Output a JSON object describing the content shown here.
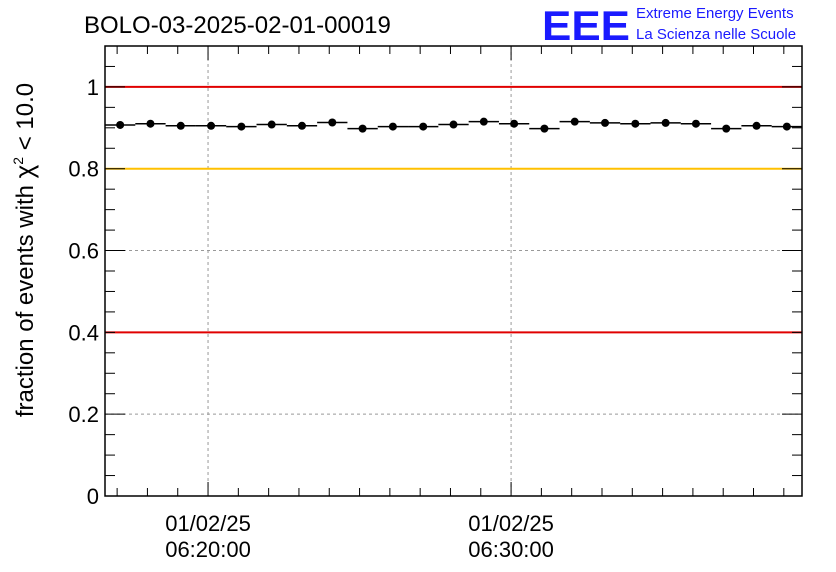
{
  "title": "BOLO-03-2025-02-01-00019",
  "logo": {
    "mark": "EEE",
    "line1": "Extreme Energy Events",
    "line2": "La Scienza nelle Scuole",
    "color": "#1a1aff"
  },
  "chart_data": {
    "type": "scatter",
    "ylabel_prefix": "fraction of events with ",
    "ylabel_symbol": "χ",
    "ylabel_sup": "2",
    "ylabel_suffix": " < 10.0",
    "ylim": [
      0,
      1.1
    ],
    "yticks": [
      {
        "value": 0,
        "label": "0"
      },
      {
        "value": 0.2,
        "label": "0.2"
      },
      {
        "value": 0.4,
        "label": "0.4"
      },
      {
        "value": 0.6,
        "label": "0.6"
      },
      {
        "value": 0.8,
        "label": "0.8"
      },
      {
        "value": 1,
        "label": "1"
      }
    ],
    "xlim_minutes": [
      6.6,
      29.6
    ],
    "xticks": [
      {
        "minute": 10,
        "date": "01/02/25",
        "time": "06:20:00"
      },
      {
        "minute": 20,
        "date": "01/02/25",
        "time": "06:30:00"
      }
    ],
    "bin_width_minutes": 1,
    "points": [
      {
        "minute": 7.1,
        "y": 0.907
      },
      {
        "minute": 8.1,
        "y": 0.91
      },
      {
        "minute": 9.1,
        "y": 0.905
      },
      {
        "minute": 10.1,
        "y": 0.905
      },
      {
        "minute": 11.1,
        "y": 0.903
      },
      {
        "minute": 12.1,
        "y": 0.908
      },
      {
        "minute": 13.1,
        "y": 0.905
      },
      {
        "minute": 14.1,
        "y": 0.913
      },
      {
        "minute": 15.1,
        "y": 0.898
      },
      {
        "minute": 16.1,
        "y": 0.903
      },
      {
        "minute": 17.1,
        "y": 0.903
      },
      {
        "minute": 18.1,
        "y": 0.908
      },
      {
        "minute": 19.1,
        "y": 0.915
      },
      {
        "minute": 20.1,
        "y": 0.91
      },
      {
        "minute": 21.1,
        "y": 0.898
      },
      {
        "minute": 22.1,
        "y": 0.915
      },
      {
        "minute": 23.1,
        "y": 0.912
      },
      {
        "minute": 24.1,
        "y": 0.91
      },
      {
        "minute": 25.1,
        "y": 0.912
      },
      {
        "minute": 26.1,
        "y": 0.91
      },
      {
        "minute": 27.1,
        "y": 0.898
      },
      {
        "minute": 28.1,
        "y": 0.905
      },
      {
        "minute": 29.1,
        "y": 0.903
      }
    ],
    "reference_lines": [
      {
        "y": 1.0,
        "color": "#e00000"
      },
      {
        "y": 0.8,
        "color": "#ffc000"
      },
      {
        "y": 0.4,
        "color": "#e00000"
      }
    ],
    "grid": true,
    "grid_values_y": [
      0.2,
      0.6
    ]
  }
}
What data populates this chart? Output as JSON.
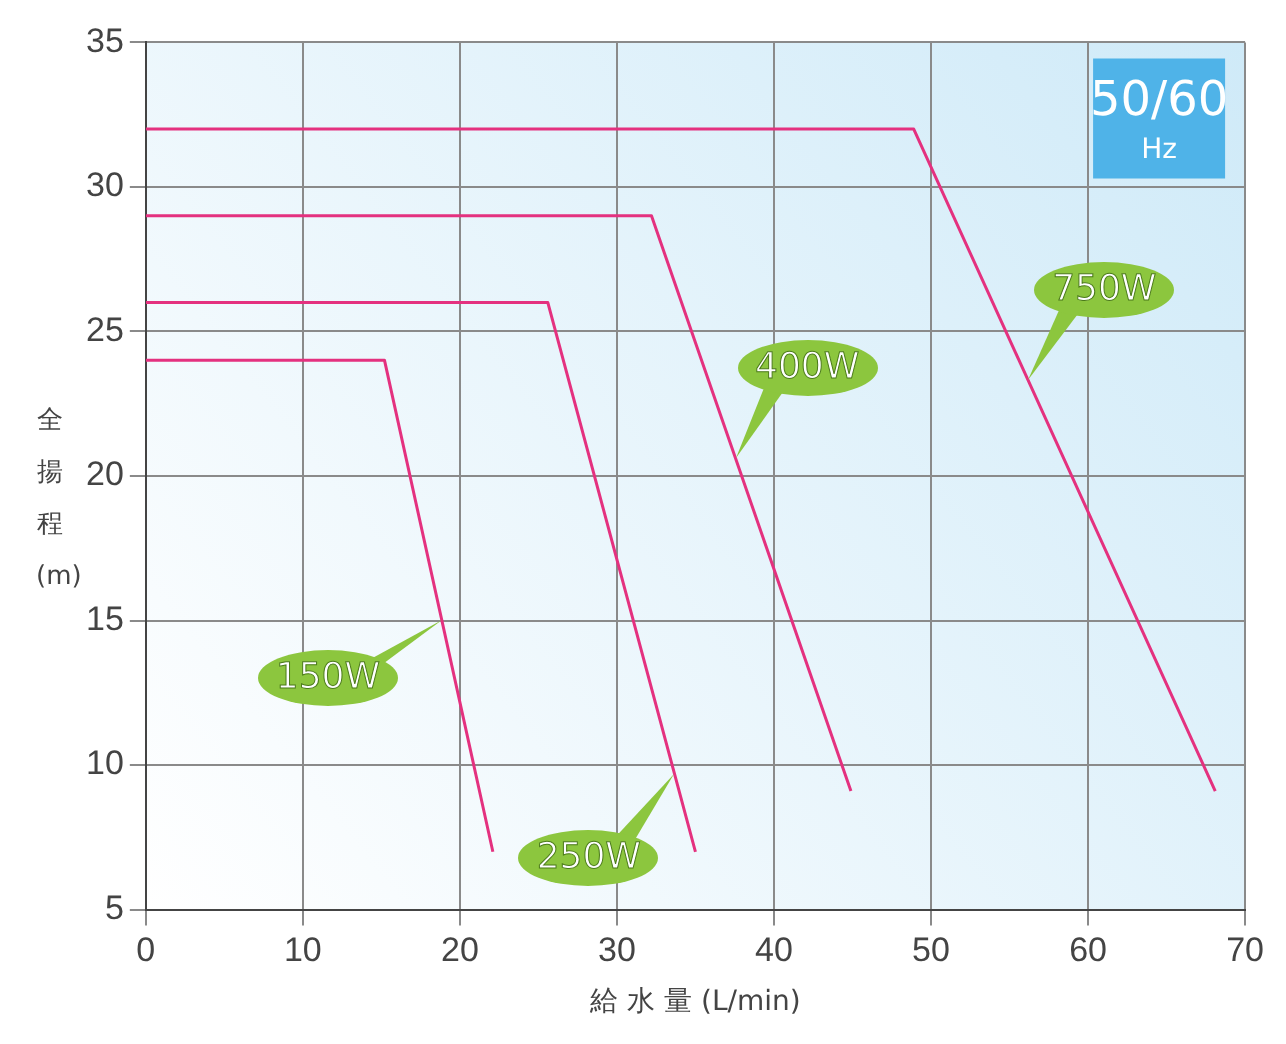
{
  "chart_data": {
    "type": "line",
    "xlabel": "給 水 量 (L/min)",
    "ylabel": "全揚程 (m)",
    "series": [
      {
        "name": "150W",
        "color": "#e4317f",
        "x": [
          0,
          15.2,
          22.1
        ],
        "values": [
          24,
          24,
          7
        ]
      },
      {
        "name": "250W",
        "color": "#e4317f",
        "x": [
          0,
          25.6,
          35
        ],
        "values": [
          26,
          26,
          7
        ]
      },
      {
        "name": "400W",
        "color": "#e4317f",
        "x": [
          0,
          32.2,
          44.9
        ],
        "values": [
          29,
          29,
          9.1
        ]
      },
      {
        "name": "750W",
        "color": "#e4317f",
        "x": [
          0,
          48.9,
          68.1
        ],
        "values": [
          32,
          32,
          9.1
        ]
      }
    ],
    "annotations": [
      "50/60 Hz"
    ],
    "xlim": [
      0,
      70
    ],
    "xticks": [
      0,
      10,
      20,
      30,
      40,
      50,
      60,
      70
    ],
    "ylim": [
      5,
      35
    ],
    "yticks": [
      5,
      10,
      15,
      20,
      25,
      30,
      35
    ],
    "grid": true,
    "legend": false,
    "marker": "none",
    "line_style": "solid"
  }
}
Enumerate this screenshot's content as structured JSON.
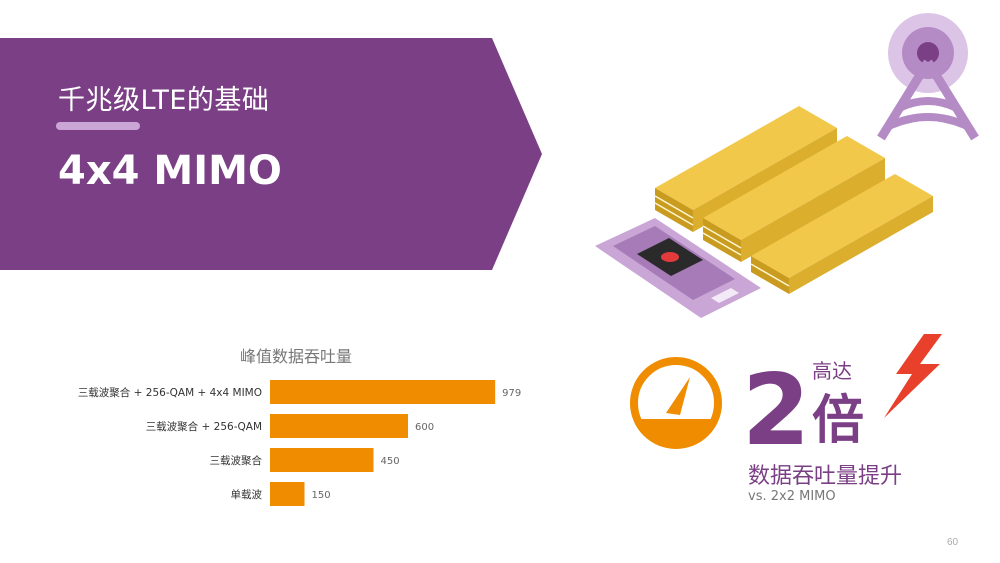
{
  "header": {
    "subtitle": "千兆级LTE的基础",
    "title": "4x4 MIMO"
  },
  "colors": {
    "purple": "#7b3f86",
    "light_purple": "#c9a6d6",
    "orange": "#f08c00",
    "gold": "#f2c84b",
    "red": "#e8402a"
  },
  "chart_data": {
    "type": "bar",
    "orientation": "horizontal",
    "title": "峰值数据吞吐量",
    "categories": [
      "三载波聚合 + 256-QAM + 4x4 MIMO",
      "三载波聚合 + 256-QAM",
      "三载波聚合",
      "单载波"
    ],
    "values": [
      979,
      600,
      450,
      150
    ],
    "xlim": [
      0,
      1000
    ],
    "grid": false,
    "legend": "none"
  },
  "callout": {
    "prefix": "高达",
    "number": "2",
    "unit": "倍",
    "text": "数据吞吐量提升",
    "comparison": "vs. 2x2 MIMO"
  },
  "icons": [
    "tower-icon",
    "smartphone-icon",
    "gauge-icon",
    "lightning-icon"
  ],
  "page_number": "60"
}
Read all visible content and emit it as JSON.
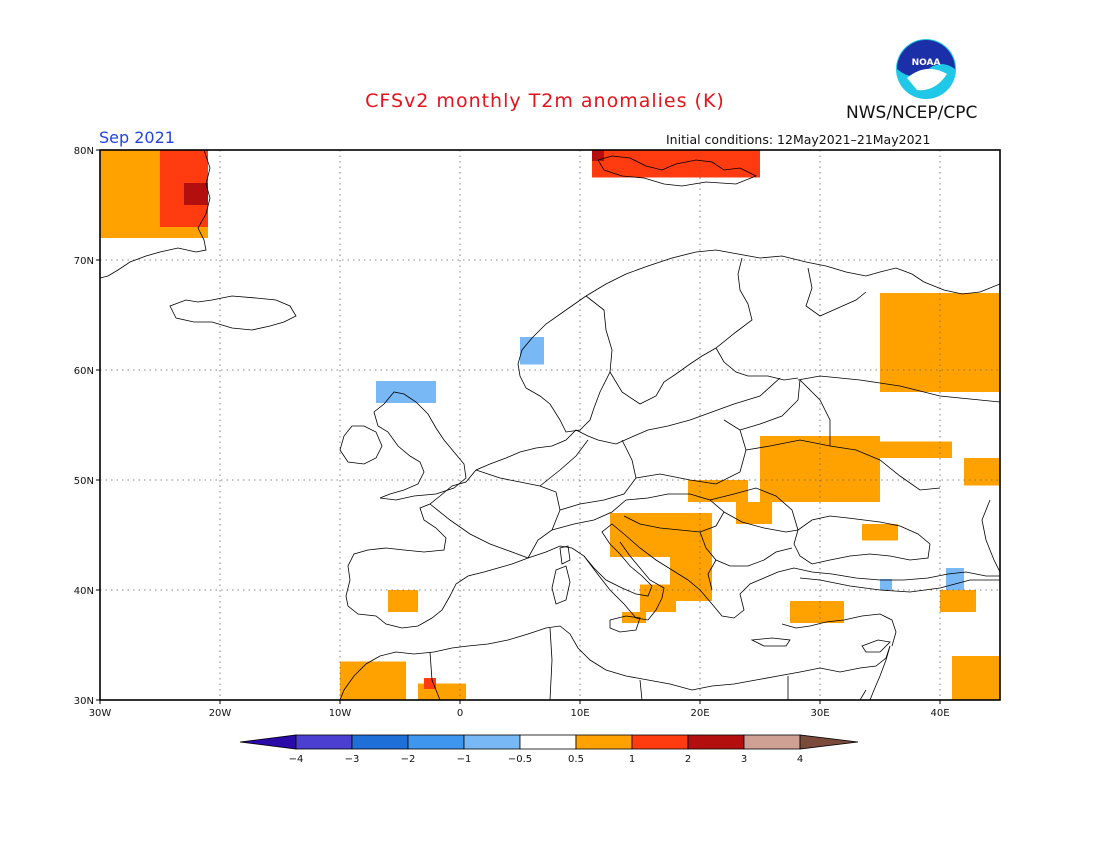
{
  "header": {
    "title": "CFSv2 monthly T2m anomalies (K)",
    "agency": "NWS/NCEP/CPC",
    "month": "Sep 2021",
    "initial_conditions": "Initial conditions: 12May2021–21May2021",
    "logo_text": "NOAA"
  },
  "map": {
    "lon_range": [
      -30,
      45
    ],
    "lat_range": [
      30,
      80
    ],
    "lon_ticks": [
      "30W",
      "20W",
      "10W",
      "0",
      "10E",
      "20E",
      "30E",
      "40E"
    ],
    "lat_ticks": [
      "80N",
      "70N",
      "60N",
      "50N",
      "40N",
      "30N"
    ],
    "gridlines": "dotted",
    "coastline_color": "#000000"
  },
  "legend": {
    "colors": [
      "#2a0aa8",
      "#4a3fd0",
      "#1f6fd8",
      "#3f96ee",
      "#78b8f5",
      "#ffffff",
      "#ffa200",
      "#ff3b0f",
      "#b30f0f",
      "#cfa195",
      "#7a4a3a"
    ],
    "labels": [
      "−4",
      "−3",
      "−2",
      "−1",
      "−0.5",
      "0.5",
      "1",
      "2",
      "3",
      "4"
    ]
  },
  "anomaly_classes": {
    "orange": "#ffa200",
    "red": "#ff3b0f",
    "darkred": "#b30f0f",
    "lightblue": "#78b8f5"
  },
  "anomaly_regions": [
    {
      "name": "greenland-east",
      "class": "orange",
      "lon": [
        -30,
        -21
      ],
      "lat": [
        72,
        80
      ]
    },
    {
      "name": "greenland-east",
      "class": "red",
      "lon": [
        -25,
        -21
      ],
      "lat": [
        73,
        80
      ]
    },
    {
      "name": "greenland-east",
      "class": "darkred",
      "lon": [
        -23,
        -21
      ],
      "lat": [
        75,
        77
      ]
    },
    {
      "name": "svalbard",
      "class": "red",
      "lon": [
        11,
        25
      ],
      "lat": [
        77.5,
        80
      ]
    },
    {
      "name": "svalbard",
      "class": "darkred",
      "lon": [
        11,
        12
      ],
      "lat": [
        79,
        80
      ]
    },
    {
      "name": "north-russia",
      "class": "orange",
      "lon": [
        35,
        45
      ],
      "lat": [
        58,
        67
      ]
    },
    {
      "name": "belarus-ukraine",
      "class": "orange",
      "lon": [
        25,
        35
      ],
      "lat": [
        48,
        54
      ]
    },
    {
      "name": "central-russia",
      "class": "orange",
      "lon": [
        34,
        41
      ],
      "lat": [
        52,
        53.5
      ]
    },
    {
      "name": "south-russia",
      "class": "orange",
      "lon": [
        42,
        45
      ],
      "lat": [
        49.5,
        52
      ]
    },
    {
      "name": "carpathians",
      "class": "orange",
      "lon": [
        19,
        24
      ],
      "lat": [
        48,
        50
      ]
    },
    {
      "name": "romania",
      "class": "orange",
      "lon": [
        23,
        26
      ],
      "lat": [
        46,
        48
      ]
    },
    {
      "name": "crimea",
      "class": "orange",
      "lon": [
        33.5,
        36.5
      ],
      "lat": [
        44.5,
        46
      ]
    },
    {
      "name": "croatia",
      "class": "orange",
      "lon": [
        12.5,
        21
      ],
      "lat": [
        43,
        47
      ]
    },
    {
      "name": "balkans",
      "class": "orange",
      "lon": [
        17.5,
        21
      ],
      "lat": [
        39,
        43
      ]
    },
    {
      "name": "south-italy",
      "class": "orange",
      "lon": [
        15,
        18
      ],
      "lat": [
        38,
        40.5
      ]
    },
    {
      "name": "sicily",
      "class": "orange",
      "lon": [
        13.5,
        15.5
      ],
      "lat": [
        37,
        38
      ]
    },
    {
      "name": "turkey-west",
      "class": "orange",
      "lon": [
        27.5,
        32
      ],
      "lat": [
        37,
        39
      ]
    },
    {
      "name": "turkey-east",
      "class": "orange",
      "lon": [
        40,
        43
      ],
      "lat": [
        38,
        40
      ]
    },
    {
      "name": "spain",
      "class": "orange",
      "lon": [
        -6,
        -3.5
      ],
      "lat": [
        38,
        40
      ]
    },
    {
      "name": "morocco",
      "class": "orange",
      "lon": [
        -10,
        -4.5
      ],
      "lat": [
        30,
        33.5
      ]
    },
    {
      "name": "algeria",
      "class": "orange",
      "lon": [
        -3.5,
        0.5
      ],
      "lat": [
        30,
        31.5
      ]
    },
    {
      "name": "algeria",
      "class": "red",
      "lon": [
        -3,
        -2
      ],
      "lat": [
        31,
        32
      ]
    },
    {
      "name": "iraq",
      "class": "orange",
      "lon": [
        41,
        45
      ],
      "lat": [
        30,
        34
      ]
    },
    {
      "name": "norway",
      "class": "lightblue",
      "lon": [
        5,
        7
      ],
      "lat": [
        60.5,
        63
      ]
    },
    {
      "name": "scotland",
      "class": "lightblue",
      "lon": [
        -7,
        -2
      ],
      "lat": [
        57,
        59
      ]
    },
    {
      "name": "north-sea",
      "class": "lightblue",
      "lon": [
        -3,
        -2
      ],
      "lat": [
        57,
        58
      ]
    },
    {
      "name": "caucasus",
      "class": "lightblue",
      "lon": [
        35,
        36
      ],
      "lat": [
        40,
        41
      ]
    },
    {
      "name": "caucasus",
      "class": "lightblue",
      "lon": [
        40.5,
        42
      ],
      "lat": [
        40,
        42
      ]
    }
  ]
}
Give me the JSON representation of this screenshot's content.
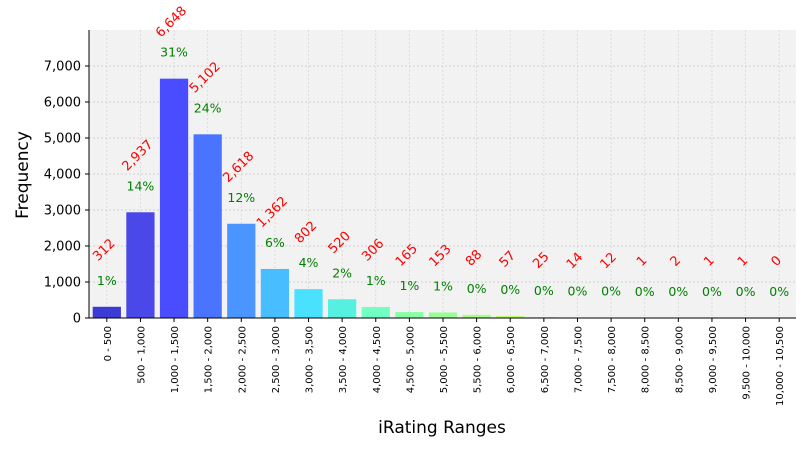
{
  "chart_data": {
    "type": "bar",
    "xlabel": "iRating Ranges",
    "ylabel": "Frequency",
    "ylim": [
      0,
      8000
    ],
    "yticks": [
      "0",
      "1,000",
      "2,000",
      "3,000",
      "4,000",
      "5,000",
      "6,000",
      "7,000"
    ],
    "ytick_values": [
      0,
      1000,
      2000,
      3000,
      4000,
      5000,
      6000,
      7000
    ],
    "grid": true,
    "categories": [
      "0 - 500",
      "500 - 1,000",
      "1,000 - 1,500",
      "1,500 - 2,000",
      "2,000 - 2,500",
      "2,500 - 3,000",
      "3,000 - 3,500",
      "3,500 - 4,000",
      "4,000 - 4,500",
      "4,500 - 5,000",
      "5,000 - 5,500",
      "5,500 - 6,000",
      "6,000 - 6,500",
      "6,500 - 7,000",
      "7,000 - 7,500",
      "7,500 - 8,000",
      "8,000 - 8,500",
      "8,500 - 9,000",
      "9,000 - 9,500",
      "9,500 - 10,000",
      "10,000 - 10,500"
    ],
    "values": [
      312,
      2937,
      6648,
      5102,
      2618,
      1362,
      802,
      520,
      306,
      165,
      153,
      88,
      57,
      25,
      14,
      12,
      1,
      2,
      1,
      1,
      0
    ],
    "count_labels": [
      "312",
      "2,937",
      "6,648",
      "5,102",
      "2,618",
      "1,362",
      "802",
      "520",
      "306",
      "165",
      "153",
      "88",
      "57",
      "25",
      "14",
      "12",
      "1",
      "2",
      "1",
      "1",
      "0"
    ],
    "percent_labels": [
      "1%",
      "14%",
      "31%",
      "24%",
      "12%",
      "6%",
      "4%",
      "2%",
      "1%",
      "1%",
      "1%",
      "0%",
      "0%",
      "0%",
      "0%",
      "0%",
      "0%",
      "0%",
      "0%",
      "0%",
      "0%"
    ],
    "bar_colors": [
      "#3c3bd6",
      "#4a48e8",
      "#4a4cff",
      "#4a73ff",
      "#4a95ff",
      "#48bdff",
      "#4ae1ff",
      "#55f0e0",
      "#72ffc2",
      "#88ffa6",
      "#99ff94",
      "#a8ff85",
      "#bdff70",
      "#d2ff5c",
      "#e4ff48",
      "#f2f03a",
      "#ffd52e",
      "#ffb020",
      "#ff8a14",
      "#ff5e0a",
      "#ff2a00"
    ],
    "count_label_color": "#ff0000",
    "percent_label_color": "#008000",
    "plot_background": "#f2f2f2"
  }
}
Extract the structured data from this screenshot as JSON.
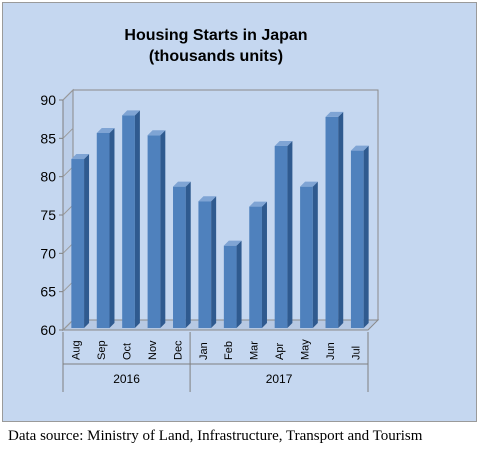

● **Exercise instructions**
List each line holding the string "xlabel".

● **Solution for this task**
    "xlabel": "給 水 量 (L/min)",
    "xlabel": "iRating Ranges",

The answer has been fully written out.